-- begin Data --

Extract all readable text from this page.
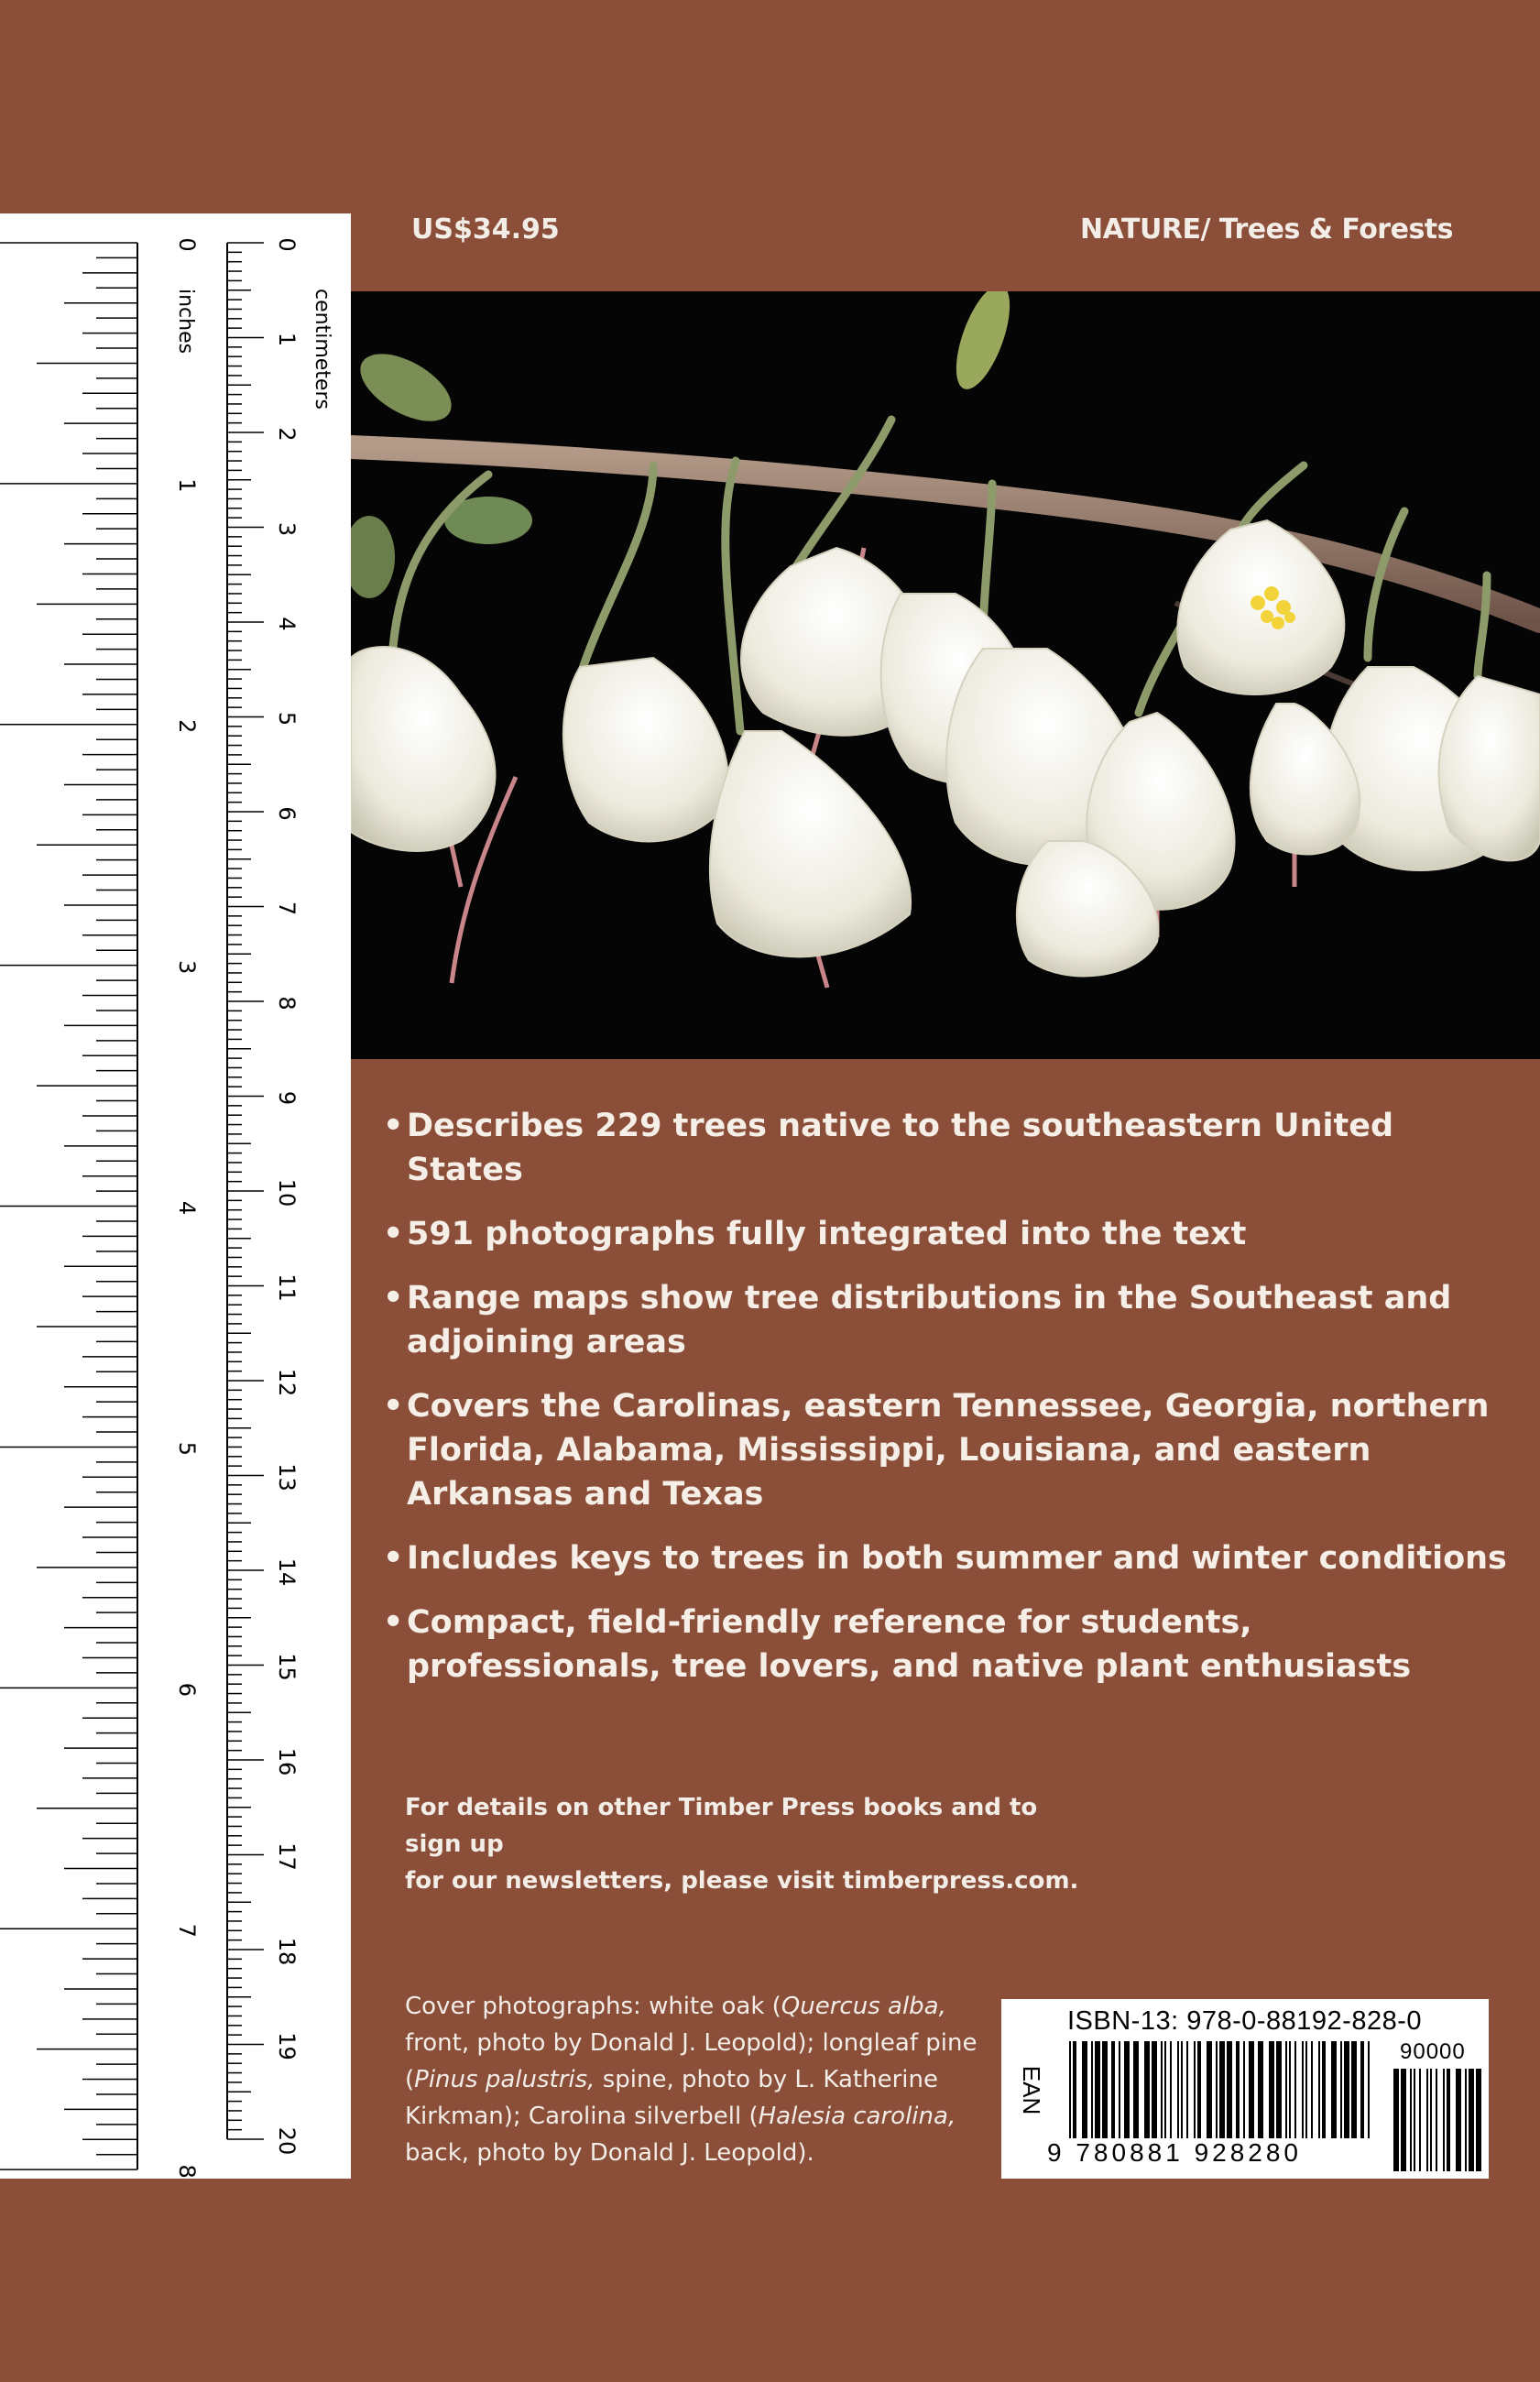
US$34.95	NATURE/ Trees & Forests
0
1
2
3
4
5
6
7
8
9
10
11
12
13
14
15
16
17
18
19
20
0
1
2
3
4
5
6
7
8
centimeters
inches
• Describes 229 trees native to the southeastern United States
• 591 photographs fully integrated into the text
• Range maps show tree distributions in the Southeast and adjoining areas
• Covers the Carolinas, eastern Tennessee, Georgia, northern Florida, Alabama, Mississippi, Louisiana, and eastern Arkansas and Texas
• Includes keys to trees in both summer and winter conditions
• Compact, field-friendly reference for students, professionals, tree lovers, and native plant enthusiasts

For details on other Timber Press books and to sign up

for our newsletters, please visit timberpress.com.

Cover photographs: white oak (Quercus alba, front, photo by Donald J. Leopold); longleaf pine (Pinus palustris, spine, photo by L. Katherine Kirkman); Carolina silverbell (Halesia carolina, back, photo by Donald J. Leopold).

ISBN-13: 978-0-88192-828-0
EAN
90000
9 780881 928280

-- end Data --

Requirements — Every line should be retyped exactly, with the pictures omitted.

Response to this exercise —
Extract all readable text from this page.
US$34.95	NATURE/ Trees & Forests
0
1
2
3
4
5
6
7
8
9
10
11
12
13
14
15
16
17
18
19
20
0
1
2
3
4
5
6
7
8
centimeters
inches
• Describes 229 trees native to the southeastern United States
• 591 photographs fully integrated into the text
• Range maps show tree distributions in the Southeast and adjoining areas
• Covers the Carolinas, eastern Tennessee, Georgia, northern Florida, Alabama, Mississippi, Louisiana, and eastern Arkansas and Texas
• Includes keys to trees in both summer and winter conditions
• Compact, field-friendly reference for students, professionals, tree lovers, and native plant enthusiasts

For details on other Timber Press books and to sign up

for our newsletters, please visit timberpress.com.

Cover photographs: white oak (Quercus alba, front, photo by Donald J. Leopold); longleaf pine (Pinus palustris, spine, photo by L. Katherine Kirkman); Carolina silverbell (Halesia carolina, back, photo by Donald J. Leopold).

ISBN-13: 978-0-88192-828-0
EAN
90000
9 780881 928280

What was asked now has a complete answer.